··· Data shown ···
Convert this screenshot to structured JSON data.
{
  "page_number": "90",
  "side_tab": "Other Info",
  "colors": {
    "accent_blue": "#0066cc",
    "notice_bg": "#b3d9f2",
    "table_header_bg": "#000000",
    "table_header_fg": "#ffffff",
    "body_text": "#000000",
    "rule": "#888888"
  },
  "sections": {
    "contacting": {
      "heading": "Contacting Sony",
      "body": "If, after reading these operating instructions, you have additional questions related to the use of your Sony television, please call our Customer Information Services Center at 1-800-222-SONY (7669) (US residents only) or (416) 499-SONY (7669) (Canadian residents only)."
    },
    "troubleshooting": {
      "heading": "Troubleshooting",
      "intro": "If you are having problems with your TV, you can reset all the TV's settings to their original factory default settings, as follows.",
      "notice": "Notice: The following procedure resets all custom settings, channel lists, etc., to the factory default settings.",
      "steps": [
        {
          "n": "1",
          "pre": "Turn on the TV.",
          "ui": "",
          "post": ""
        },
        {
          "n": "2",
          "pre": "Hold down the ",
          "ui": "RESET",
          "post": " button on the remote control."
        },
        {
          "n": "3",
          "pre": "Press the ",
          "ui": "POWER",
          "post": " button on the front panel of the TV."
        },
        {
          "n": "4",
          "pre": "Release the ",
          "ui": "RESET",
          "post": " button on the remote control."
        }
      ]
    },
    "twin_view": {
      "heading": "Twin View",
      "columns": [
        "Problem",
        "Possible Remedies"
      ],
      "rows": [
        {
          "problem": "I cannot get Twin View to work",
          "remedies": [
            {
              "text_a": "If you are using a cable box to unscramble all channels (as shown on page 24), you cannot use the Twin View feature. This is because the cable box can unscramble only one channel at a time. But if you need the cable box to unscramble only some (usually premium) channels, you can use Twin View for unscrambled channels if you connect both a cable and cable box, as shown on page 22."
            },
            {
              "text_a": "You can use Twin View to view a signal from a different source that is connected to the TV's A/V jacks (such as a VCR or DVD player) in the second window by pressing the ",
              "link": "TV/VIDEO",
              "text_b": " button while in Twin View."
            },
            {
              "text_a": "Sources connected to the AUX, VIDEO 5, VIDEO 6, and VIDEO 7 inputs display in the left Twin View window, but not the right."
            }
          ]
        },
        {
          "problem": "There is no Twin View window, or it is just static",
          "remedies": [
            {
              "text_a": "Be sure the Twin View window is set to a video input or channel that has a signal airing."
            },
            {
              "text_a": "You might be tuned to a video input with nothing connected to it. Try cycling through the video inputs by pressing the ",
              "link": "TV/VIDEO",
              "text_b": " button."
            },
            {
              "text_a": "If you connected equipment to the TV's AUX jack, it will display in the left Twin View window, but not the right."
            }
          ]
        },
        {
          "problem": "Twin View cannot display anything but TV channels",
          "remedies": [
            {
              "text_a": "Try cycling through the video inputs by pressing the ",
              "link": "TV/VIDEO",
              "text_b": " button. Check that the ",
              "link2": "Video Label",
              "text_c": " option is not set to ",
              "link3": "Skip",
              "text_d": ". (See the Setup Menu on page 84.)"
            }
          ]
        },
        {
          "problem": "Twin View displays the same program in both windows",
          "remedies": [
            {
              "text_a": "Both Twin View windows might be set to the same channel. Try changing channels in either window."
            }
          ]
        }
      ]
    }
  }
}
···
- What you should do
Each line in the material either holds the string "connected" or does not. State how many do, and nothing else.

- Answer
4